REQUIRED TASKS>
[1] In the stock market treemap text, what does a larger rectangle indicate?
[2] Write the next few sentences of the stock market treemap text, picking up after its final sentence.

A good place to see the treemap in action is this visualization of the stockmarket. The map provides you with an overview of the (almost) real-time performance of 500 stocks. Each stock is a rectangle and is a different color, ranging from bright green to bright red. The larger the rectangle, the larger the market cap of the stock; the brighter the green (or red), the more the price has gone up (or down) since a point in time determined by the end user. The rectangles are grouped into market sectors. Mouseover a rectangle and you get a small pop-up window with some basic information; click on the rectangle and you get a menu that will take you to webpages with more information about that stock. It’s amazing how much information you have at your disposal in such a small and pretty easily navigable space.

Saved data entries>
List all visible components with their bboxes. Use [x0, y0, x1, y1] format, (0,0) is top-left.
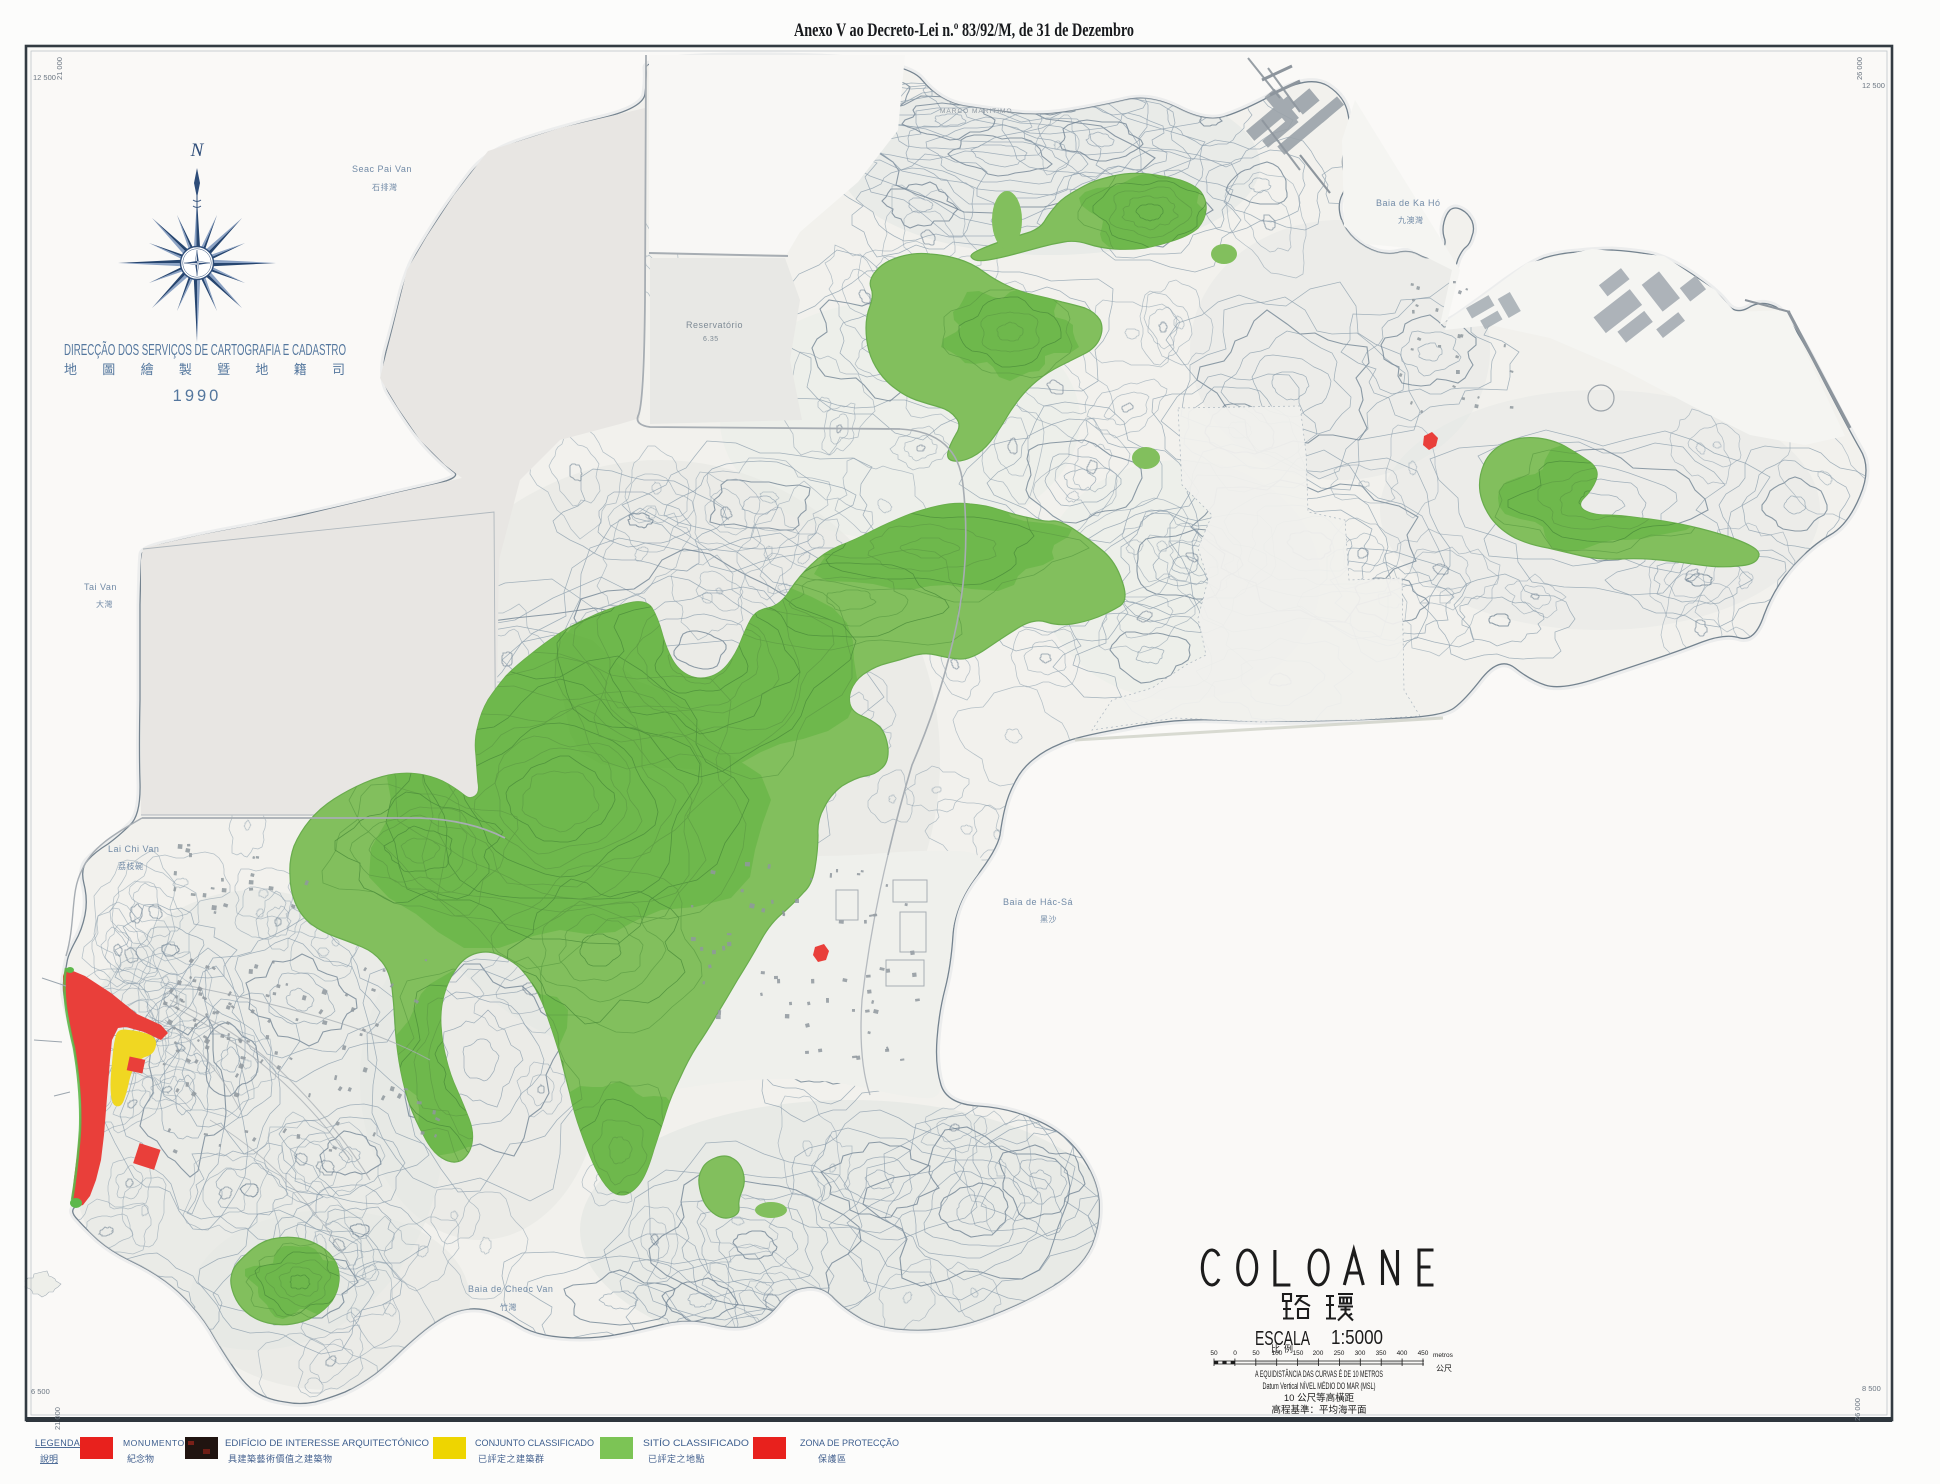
svg-text:高程基準：平均海平面: 高程基準：平均海平面 [1271, 1404, 1366, 1416]
svg-text:26 000: 26 000 [1853, 1398, 1862, 1421]
svg-text:MONUMENTO: MONUMENTO [123, 1438, 185, 1448]
svg-text:公尺: 公尺 [1436, 1364, 1452, 1373]
svg-text:250: 250 [1334, 1350, 1345, 1357]
svg-text:10 公尺等高橫距: 10 公尺等高橫距 [1284, 1392, 1355, 1404]
svg-text:說明: 說明 [40, 1453, 58, 1464]
svg-text:LEGENDA: LEGENDA [35, 1438, 80, 1448]
svg-text:0: 0 [1233, 1350, 1237, 1357]
svg-text:已評定之地點: 已評定之地點 [648, 1453, 705, 1464]
svg-text:21 000: 21 000 [55, 57, 64, 80]
svg-text:26 000: 26 000 [1855, 57, 1864, 80]
svg-text:21 000: 21 000 [53, 1407, 62, 1430]
svg-text:6 500: 6 500 [31, 1387, 50, 1396]
svg-text:1:5000: 1:5000 [1331, 1327, 1383, 1349]
svg-text:400: 400 [1397, 1350, 1408, 1357]
svg-text:450: 450 [1418, 1350, 1429, 1357]
svg-text:EDIFÍCIO DE INTERESSE ARQUITEC: EDIFÍCIO DE INTERESSE ARQUITECTÓNICO [225, 1438, 429, 1448]
svg-text:1990: 1990 [173, 387, 222, 405]
svg-text:紀念物: 紀念物 [127, 1453, 154, 1464]
svg-text:50: 50 [1252, 1350, 1260, 1357]
svg-text:CONJUNTO CLASSIFICADO: CONJUNTO CLASSIFICADO [475, 1438, 594, 1448]
svg-text:已評定之建築群: 已評定之建築群 [478, 1453, 545, 1464]
svg-text:具建築藝術價值之建築物: 具建築藝術價值之建築物 [228, 1453, 333, 1464]
svg-text:12 500: 12 500 [1862, 81, 1885, 90]
svg-text:ZONA DE PROTECÇÃO: ZONA DE PROTECÇÃO [800, 1438, 899, 1448]
svg-text:DIRECÇÃO DOS SERVIÇOS DE CARTO: DIRECÇÃO DOS SERVIÇOS DE CARTOGRAFIA E C… [64, 339, 346, 359]
svg-text:metros: metros [1433, 1352, 1454, 1359]
svg-text:200: 200 [1313, 1350, 1324, 1357]
svg-text:SITÍO CLASSIFICADO: SITÍO CLASSIFICADO [643, 1438, 749, 1448]
svg-text:50: 50 [1210, 1350, 1218, 1357]
svg-text:N: N [190, 140, 205, 161]
svg-text:Datum Vertical NÍVEL MÉDIO DO: Datum Vertical NÍVEL MÉDIO DO MAR (MSL) [1263, 1381, 1376, 1391]
svg-text:Anexo V ao Decreto-Lei n.º 83/: Anexo V ao Decreto-Lei n.º 83/92/M, de 3… [794, 20, 1134, 41]
svg-text:100: 100 [1272, 1350, 1283, 1357]
svg-text:12 500: 12 500 [33, 73, 56, 82]
svg-text:350: 350 [1376, 1350, 1387, 1357]
svg-text:A EQUIDISTÂNCIA DAS CURVAS É D: A EQUIDISTÂNCIA DAS CURVAS É DE 10 METRO… [1255, 1369, 1383, 1380]
svg-text:8 500: 8 500 [1862, 1384, 1881, 1393]
svg-text:150: 150 [1293, 1350, 1304, 1357]
svg-text:保護區: 保護區 [818, 1453, 847, 1464]
svg-text:300: 300 [1355, 1350, 1366, 1357]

OUTPUTS BY TASK>
[1] A larger market cap for that stock.

[2]
Why not apply this technology to a database like the ESTC? After a search returns 638 items, say, you ask the database to give you a treemap where the items are grouped by publisher, or by year, or by author. The size of the rectangle could be the number of pages (or words) in the work; the color could be the distance between the city of publication and some geographical point of your choosing. You would then be able to spot certain patterns, or unusual individual entries in a way that would be much more cumbersome (or even impossible) with the current list-based results.
If you know of any other such visualization tools that prove useful along these lines, I’d like to know about them.
* Disclaimer: It’s been a year since I’ve used the ESTC,m so it might have changed. The university where I work now does not, unfortunately, subscribe.